• [Given instruction]:
Restate the entries word for word, omitting nothing.

• [Records]:
------
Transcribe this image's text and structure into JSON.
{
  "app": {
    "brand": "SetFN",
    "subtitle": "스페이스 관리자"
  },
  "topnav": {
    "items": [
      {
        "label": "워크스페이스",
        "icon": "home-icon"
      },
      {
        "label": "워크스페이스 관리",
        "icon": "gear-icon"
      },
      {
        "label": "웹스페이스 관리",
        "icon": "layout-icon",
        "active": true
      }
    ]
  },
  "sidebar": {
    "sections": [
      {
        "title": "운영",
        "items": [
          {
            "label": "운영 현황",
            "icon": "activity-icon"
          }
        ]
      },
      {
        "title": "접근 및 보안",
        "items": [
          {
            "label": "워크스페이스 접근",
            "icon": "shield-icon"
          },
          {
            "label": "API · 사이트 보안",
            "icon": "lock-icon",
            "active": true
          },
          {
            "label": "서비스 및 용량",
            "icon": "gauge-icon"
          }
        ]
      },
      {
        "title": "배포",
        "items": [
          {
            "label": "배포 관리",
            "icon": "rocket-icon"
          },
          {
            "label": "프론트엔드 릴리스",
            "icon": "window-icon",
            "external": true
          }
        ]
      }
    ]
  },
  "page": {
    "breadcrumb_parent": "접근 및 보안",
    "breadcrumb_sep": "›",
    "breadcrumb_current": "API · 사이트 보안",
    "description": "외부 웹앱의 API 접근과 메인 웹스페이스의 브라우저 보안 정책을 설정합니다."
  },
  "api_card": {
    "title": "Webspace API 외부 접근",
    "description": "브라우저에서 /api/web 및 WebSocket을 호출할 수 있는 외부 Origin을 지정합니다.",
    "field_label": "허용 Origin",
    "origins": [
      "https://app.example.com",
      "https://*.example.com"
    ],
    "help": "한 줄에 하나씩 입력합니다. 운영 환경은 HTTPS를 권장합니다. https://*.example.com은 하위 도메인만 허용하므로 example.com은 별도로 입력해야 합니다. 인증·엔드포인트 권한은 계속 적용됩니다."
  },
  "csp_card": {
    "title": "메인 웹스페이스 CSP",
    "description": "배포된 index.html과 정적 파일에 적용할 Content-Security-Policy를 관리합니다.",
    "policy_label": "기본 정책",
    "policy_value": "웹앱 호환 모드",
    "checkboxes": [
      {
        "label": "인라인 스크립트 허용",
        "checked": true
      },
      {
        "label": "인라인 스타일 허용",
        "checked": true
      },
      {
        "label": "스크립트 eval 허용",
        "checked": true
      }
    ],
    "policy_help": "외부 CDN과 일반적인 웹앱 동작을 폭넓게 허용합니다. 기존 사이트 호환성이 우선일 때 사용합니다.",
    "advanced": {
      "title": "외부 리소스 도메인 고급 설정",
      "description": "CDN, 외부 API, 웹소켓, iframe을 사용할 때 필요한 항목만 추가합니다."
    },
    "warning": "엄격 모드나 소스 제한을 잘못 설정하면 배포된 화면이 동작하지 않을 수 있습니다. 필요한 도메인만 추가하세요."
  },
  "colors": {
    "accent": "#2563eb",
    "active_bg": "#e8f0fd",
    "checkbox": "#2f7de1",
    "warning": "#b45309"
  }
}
------
• [Worked solution]:
Transcribe this image's text and structure into JSON.
{
  "app": {
    "brand": "SetFN",
    "subtitle": "스페이스 관리자"
  },
  "topnav": {
    "items": [
      {
        "label": "워크스페이스",
        "icon": "home-icon"
      },
      {
        "label": "워크스페이스 관리",
        "icon": "gear-icon"
      },
      {
        "label": "웹스페이스 관리",
        "icon": "layout-icon",
        "active": true
      }
    ]
  },
  "sidebar": {
    "sections": [
      {
        "title": "운영",
        "items": [
          {
            "label": "운영 현황",
            "icon": "activity-icon"
          }
        ]
      },
      {
        "title": "접근 및 보안",
        "items": [
          {
            "label": "워크스페이스 접근",
            "icon": "shield-icon"
          },
          {
            "label": "API · 사이트 보안",
            "icon": "lock-icon",
            "active": true
          },
          {
            "label": "서비스 및 용량",
            "icon": "gauge-icon"
          }
        ]
      },
      {
        "title": "배포",
        "items": [
          {
            "label": "배포 관리",
            "icon": "rocket-icon"
          },
          {
            "label": "프론트엔드 릴리스",
            "icon": "window-icon",
            "external": true
          }
        ]
      }
    ]
  },
  "page": {
    "breadcrumb_parent": "접근 및 보안",
    "breadcrumb_sep": "›",
    "breadcrumb_current": "API · 사이트 보안",
    "description": "외부 웹앱의 API 접근과 메인 웹스페이스의 브라우저 보안 정책을 설정합니다."
  },
  "api_card": {
    "title": "Webspace API 외부 접근",
    "description": "브라우저에서 /api/web 및 WebSocket을 호출할 수 있는 외부 Origin을 지정합니다.",
    "field_label": "허용 Origin",
    "origins": [
      "https://app.example.com",
      "https://*.example.com"
    ],
    "help": "한 줄에 하나씩 입력합니다. 운영 환경은 HTTPS를 권장합니다. https://*.example.com은 하위 도메인만 허용하므로 example.com은 별도로 입력해야 합니다. 인증·엔드포인트 권한은 계속 적용됩니다."
  },
  "csp_card": {
    "title": "메인 웹스페이스 CSP",
    "description": "배포된 index.html과 정적 파일에 적용할 Content-Security-Policy를 관리합니다.",
    "policy_label": "기본 정책",
    "policy_value": "웹앱 호환 모드",
    "checkboxes": [
      {
        "label": "인라인 스크립트 허용",
        "checked": true
      },
      {
        "label": "인라인 스타일 허용",
        "checked": true
      },
      {
        "label": "스크립트 eval 허용",
        "checked": true
      }
    ],
    "policy_help": "외부 CDN과 일반적인 웹앱 동작을 폭넓게 허용합니다. 기존 사이트 호환성이 우선일 때 사용합니다.",
    "advanced": {
      "title": "외부 리소스 도메인 고급 설정",
      "description": "CDN, 외부 API, 웹소켓, iframe을 사용할 때 필요한 항목만 추가합니다."
    },
    "warning": "엄격 모드나 소스 제한을 잘못 설정하면 배포된 화면이 동작하지 않을 수 있습니다. 필요한 도메인만 추가하세요."
  },
  "colors": {
    "accent": "#2563eb",
    "active_bg": "#e8f0fd",
    "checkbox": "#2f7de1",
    "warning": "#b45309"
  }
}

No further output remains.